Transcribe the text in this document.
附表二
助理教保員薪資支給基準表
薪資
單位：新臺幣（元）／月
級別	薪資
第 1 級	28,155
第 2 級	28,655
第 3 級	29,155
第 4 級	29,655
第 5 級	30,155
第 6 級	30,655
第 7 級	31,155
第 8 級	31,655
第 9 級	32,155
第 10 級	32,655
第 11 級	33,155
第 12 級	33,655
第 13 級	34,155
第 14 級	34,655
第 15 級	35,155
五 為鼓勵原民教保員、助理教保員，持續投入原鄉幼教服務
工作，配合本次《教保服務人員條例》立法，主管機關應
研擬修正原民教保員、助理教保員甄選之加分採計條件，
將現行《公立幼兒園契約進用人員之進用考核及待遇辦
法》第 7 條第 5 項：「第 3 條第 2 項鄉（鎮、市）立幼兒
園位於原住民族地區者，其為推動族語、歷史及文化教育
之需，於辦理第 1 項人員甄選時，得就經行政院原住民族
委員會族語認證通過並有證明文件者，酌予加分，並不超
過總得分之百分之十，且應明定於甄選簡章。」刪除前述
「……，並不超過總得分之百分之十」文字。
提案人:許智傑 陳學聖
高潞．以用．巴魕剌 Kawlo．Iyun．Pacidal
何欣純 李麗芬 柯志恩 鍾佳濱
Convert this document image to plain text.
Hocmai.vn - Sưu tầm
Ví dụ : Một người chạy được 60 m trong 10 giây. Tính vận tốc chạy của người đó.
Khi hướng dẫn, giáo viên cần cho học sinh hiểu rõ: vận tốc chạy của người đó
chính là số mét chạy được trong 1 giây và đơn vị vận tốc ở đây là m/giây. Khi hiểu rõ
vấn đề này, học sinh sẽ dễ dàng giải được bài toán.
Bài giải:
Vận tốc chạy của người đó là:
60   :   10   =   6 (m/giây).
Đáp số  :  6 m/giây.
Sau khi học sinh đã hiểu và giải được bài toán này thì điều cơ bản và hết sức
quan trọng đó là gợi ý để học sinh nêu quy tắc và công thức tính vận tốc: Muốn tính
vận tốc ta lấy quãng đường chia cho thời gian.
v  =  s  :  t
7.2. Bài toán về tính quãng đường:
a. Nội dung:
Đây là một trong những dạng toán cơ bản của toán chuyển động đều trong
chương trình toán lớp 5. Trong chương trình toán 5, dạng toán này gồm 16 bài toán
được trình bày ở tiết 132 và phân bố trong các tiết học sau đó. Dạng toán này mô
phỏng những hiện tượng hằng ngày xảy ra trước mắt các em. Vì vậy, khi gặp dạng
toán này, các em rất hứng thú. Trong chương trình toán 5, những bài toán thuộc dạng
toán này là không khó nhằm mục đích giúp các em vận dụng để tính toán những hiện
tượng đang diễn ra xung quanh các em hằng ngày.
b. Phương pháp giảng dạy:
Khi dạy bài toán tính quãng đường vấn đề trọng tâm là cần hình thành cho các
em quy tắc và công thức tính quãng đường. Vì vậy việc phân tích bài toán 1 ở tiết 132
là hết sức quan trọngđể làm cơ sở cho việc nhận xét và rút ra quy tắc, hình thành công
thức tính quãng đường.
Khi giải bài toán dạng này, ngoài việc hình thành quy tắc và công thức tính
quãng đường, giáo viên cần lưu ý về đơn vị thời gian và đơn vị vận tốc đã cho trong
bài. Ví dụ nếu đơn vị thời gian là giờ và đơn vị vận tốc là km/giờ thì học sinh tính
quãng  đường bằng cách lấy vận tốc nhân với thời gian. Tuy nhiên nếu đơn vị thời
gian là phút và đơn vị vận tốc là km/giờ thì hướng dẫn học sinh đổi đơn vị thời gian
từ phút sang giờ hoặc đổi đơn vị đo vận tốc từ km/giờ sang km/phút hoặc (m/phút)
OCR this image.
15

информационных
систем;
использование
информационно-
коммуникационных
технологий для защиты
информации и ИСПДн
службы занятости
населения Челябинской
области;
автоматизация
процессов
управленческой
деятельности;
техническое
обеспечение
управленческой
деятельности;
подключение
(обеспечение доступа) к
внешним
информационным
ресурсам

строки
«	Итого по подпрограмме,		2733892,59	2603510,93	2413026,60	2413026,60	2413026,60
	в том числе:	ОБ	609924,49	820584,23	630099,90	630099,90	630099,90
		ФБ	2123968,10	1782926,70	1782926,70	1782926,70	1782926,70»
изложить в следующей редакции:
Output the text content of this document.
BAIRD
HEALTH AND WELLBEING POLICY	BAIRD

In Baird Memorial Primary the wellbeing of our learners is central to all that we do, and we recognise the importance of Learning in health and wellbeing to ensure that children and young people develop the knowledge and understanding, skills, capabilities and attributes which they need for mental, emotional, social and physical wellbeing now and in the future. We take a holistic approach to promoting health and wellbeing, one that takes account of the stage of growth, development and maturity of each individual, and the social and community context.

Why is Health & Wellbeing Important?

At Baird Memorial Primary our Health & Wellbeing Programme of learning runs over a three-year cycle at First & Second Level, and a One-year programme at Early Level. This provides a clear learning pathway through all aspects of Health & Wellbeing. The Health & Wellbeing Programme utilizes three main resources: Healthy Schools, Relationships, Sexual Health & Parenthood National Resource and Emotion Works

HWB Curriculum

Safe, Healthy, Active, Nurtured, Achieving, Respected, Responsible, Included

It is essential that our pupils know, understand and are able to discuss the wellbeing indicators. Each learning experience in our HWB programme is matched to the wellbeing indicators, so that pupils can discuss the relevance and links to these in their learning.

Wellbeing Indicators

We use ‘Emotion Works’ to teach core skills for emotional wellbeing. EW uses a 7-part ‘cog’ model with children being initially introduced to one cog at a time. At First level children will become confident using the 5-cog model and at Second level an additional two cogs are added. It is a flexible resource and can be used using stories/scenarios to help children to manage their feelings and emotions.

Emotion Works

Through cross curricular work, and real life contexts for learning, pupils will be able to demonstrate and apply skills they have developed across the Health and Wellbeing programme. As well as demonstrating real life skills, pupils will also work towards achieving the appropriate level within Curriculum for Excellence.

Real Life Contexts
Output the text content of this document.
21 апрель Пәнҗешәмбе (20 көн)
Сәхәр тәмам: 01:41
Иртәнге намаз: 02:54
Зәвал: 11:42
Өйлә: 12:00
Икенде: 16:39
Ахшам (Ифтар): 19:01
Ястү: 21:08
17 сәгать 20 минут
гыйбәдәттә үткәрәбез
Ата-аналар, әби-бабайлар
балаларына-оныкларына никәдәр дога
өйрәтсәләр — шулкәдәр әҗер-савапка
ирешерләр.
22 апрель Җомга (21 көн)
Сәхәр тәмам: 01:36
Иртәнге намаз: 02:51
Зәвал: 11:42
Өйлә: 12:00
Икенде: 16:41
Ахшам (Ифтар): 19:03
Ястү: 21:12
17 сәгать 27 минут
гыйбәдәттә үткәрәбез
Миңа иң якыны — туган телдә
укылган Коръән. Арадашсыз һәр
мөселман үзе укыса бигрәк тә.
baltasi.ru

■ Brief: Transcribe the whole listing with nothing added or left out.

■ Answer for this exercise:
Transcribe the text in this document.
附表二
助理教保員薪資支給基準表
薪資
單位：新臺幣（元）／月
級別	薪資
第 1 級	28,155
第 2 級	28,655
第 3 級	29,155
第 4 級	29,655
第 5 級	30,155
第 6 級	30,655
第 7 級	31,155
第 8 級	31,655
第 9 級	32,155
第 10 級	32,655
第 11 級	33,155
第 12 級	33,655
第 13 級	34,155
第 14 級	34,655
第 15 級	35,155
五 為鼓勵原民教保員、助理教保員，持續投入原鄉幼教服務
工作，配合本次《教保服務人員條例》立法，主管機關應
研擬修正原民教保員、助理教保員甄選之加分採計條件，
將現行《公立幼兒園契約進用人員之進用考核及待遇辦
法》第 7 條第 5 項：「第 3 條第 2 項鄉（鎮、市）立幼兒
園位於原住民族地區者，其為推動族語、歷史及文化教育
之需，於辦理第 1 項人員甄選時，得就經行政院原住民族
委員會族語認證通過並有證明文件者，酌予加分，並不超
過總得分之百分之十，且應明定於甄選簡章。」刪除前述
「……，並不超過總得分之百分之十」文字。
提案人:許智傑 陳學聖
高潞．以用．巴魕剌 Kawlo．Iyun．Pacidal
何欣純 李麗芬 柯志恩 鍾佳濱
Convert this document image to plain text.
Hocmai.vn - Sưu tầm
Ví dụ : Một người chạy được 60 m trong 10 giây. Tính vận tốc chạy của người đó.
Khi hướng dẫn, giáo viên cần cho học sinh hiểu rõ: vận tốc chạy của người đó
chính là số mét chạy được trong 1 giây và đơn vị vận tốc ở đây là m/giây. Khi hiểu rõ
vấn đề này, học sinh sẽ dễ dàng giải được bài toán.
Bài giải:
Vận tốc chạy của người đó là:
60   :   10   =   6 (m/giây).
Đáp số  :  6 m/giây.
Sau khi học sinh đã hiểu và giải được bài toán này thì điều cơ bản và hết sức
quan trọng đó là gợi ý để học sinh nêu quy tắc và công thức tính vận tốc: Muốn tính
vận tốc ta lấy quãng đường chia cho thời gian.
v  =  s  :  t
7.2. Bài toán về tính quãng đường:
a. Nội dung:
Đây là một trong những dạng toán cơ bản của toán chuyển động đều trong
chương trình toán lớp 5. Trong chương trình toán 5, dạng toán này gồm 16 bài toán
được trình bày ở tiết 132 và phân bố trong các tiết học sau đó. Dạng toán này mô
phỏng những hiện tượng hằng ngày xảy ra trước mắt các em. Vì vậy, khi gặp dạng
toán này, các em rất hứng thú. Trong chương trình toán 5, những bài toán thuộc dạng
toán này là không khó nhằm mục đích giúp các em vận dụng để tính toán những hiện
tượng đang diễn ra xung quanh các em hằng ngày.
b. Phương pháp giảng dạy:
Khi dạy bài toán tính quãng đường vấn đề trọng tâm là cần hình thành cho các
em quy tắc và công thức tính quãng đường. Vì vậy việc phân tích bài toán 1 ở tiết 132
là hết sức quan trọngđể làm cơ sở cho việc nhận xét và rút ra quy tắc, hình thành công
thức tính quãng đường.
Khi giải bài toán dạng này, ngoài việc hình thành quy tắc và công thức tính
quãng đường, giáo viên cần lưu ý về đơn vị thời gian và đơn vị vận tốc đã cho trong
bài. Ví dụ nếu đơn vị thời gian là giờ và đơn vị vận tốc là km/giờ thì học sinh tính
quãng  đường bằng cách lấy vận tốc nhân với thời gian. Tuy nhiên nếu đơn vị thời
gian là phút và đơn vị vận tốc là km/giờ thì hướng dẫn học sinh đổi đơn vị thời gian
từ phút sang giờ hoặc đổi đơn vị đo vận tốc từ km/giờ sang km/phút hoặc (m/phút)
OCR this image.
15

информационных
систем;
использование
информационно-
коммуникационных
технологий для защиты
информации и ИСПДн
службы занятости
населения Челябинской
области;
автоматизация
процессов
управленческой
деятельности;
техническое
обеспечение
управленческой
деятельности;
подключение
(обеспечение доступа) к
внешним
информационным
ресурсам

строки
«	Итого по подпрограмме,		2733892,59	2603510,93	2413026,60	2413026,60	2413026,60
	в том числе:	ОБ	609924,49	820584,23	630099,90	630099,90	630099,90
		ФБ	2123968,10	1782926,70	1782926,70	1782926,70	1782926,70»
изложить в следующей редакции:
Output the text content of this document.
BAIRD
HEALTH AND WELLBEING POLICY	BAIRD

In Baird Memorial Primary the wellbeing of our learners is central to all that we do, and we recognise the importance of Learning in health and wellbeing to ensure that children and young people develop the knowledge and understanding, skills, capabilities and attributes which they need for mental, emotional, social and physical wellbeing now and in the future. We take a holistic approach to promoting health and wellbeing, one that takes account of the stage of growth, development and maturity of each individual, and the social and community context.

Why is Health & Wellbeing Important?

At Baird Memorial Primary our Health & Wellbeing Programme of learning runs over a three-year cycle at First & Second Level, and a One-year programme at Early Level. This provides a clear learning pathway through all aspects of Health & Wellbeing. The Health & Wellbeing Programme utilizes three main resources: Healthy Schools, Relationships, Sexual Health & Parenthood National Resource and Emotion Works

HWB Curriculum

Safe, Healthy, Active, Nurtured, Achieving, Respected, Responsible, Included

It is essential that our pupils know, understand and are able to discuss the wellbeing indicators. Each learning experience in our HWB programme is matched to the wellbeing indicators, so that pupils can discuss the relevance and links to these in their learning.

Wellbeing Indicators

We use ‘Emotion Works’ to teach core skills for emotional wellbeing. EW uses a 7-part ‘cog’ model with children being initially introduced to one cog at a time. At First level children will become confident using the 5-cog model and at Second level an additional two cogs are added. It is a flexible resource and can be used using stories/scenarios to help children to manage their feelings and emotions.

Emotion Works

Through cross curricular work, and real life contexts for learning, pupils will be able to demonstrate and apply skills they have developed across the Health and Wellbeing programme. As well as demonstrating real life skills, pupils will also work towards achieving the appropriate level within Curriculum for Excellence.

Real Life Contexts
Output the text content of this document.
21 апрель Пәнҗешәмбе (20 көн)
Сәхәр тәмам: 01:41
Иртәнге намаз: 02:54
Зәвал: 11:42
Өйлә: 12:00
Икенде: 16:39
Ахшам (Ифтар): 19:01
Ястү: 21:08
17 сәгать 20 минут
гыйбәдәттә үткәрәбез
Ата-аналар, әби-бабайлар
балаларына-оныкларына никәдәр дога
өйрәтсәләр — шулкәдәр әҗер-савапка
ирешерләр.
22 апрель Җомга (21 көн)
Сәхәр тәмам: 01:36
Иртәнге намаз: 02:51
Зәвал: 11:42
Өйлә: 12:00
Икенде: 16:41
Ахшам (Ифтар): 19:03
Ястү: 21:12
17 сәгать 27 минут
гыйбәдәттә үткәрәбез
Миңа иң якыны — туган телдә
укылган Коръән. Арадашсыз һәр
мөселман үзе укыса бигрәк тә.
baltasi.ru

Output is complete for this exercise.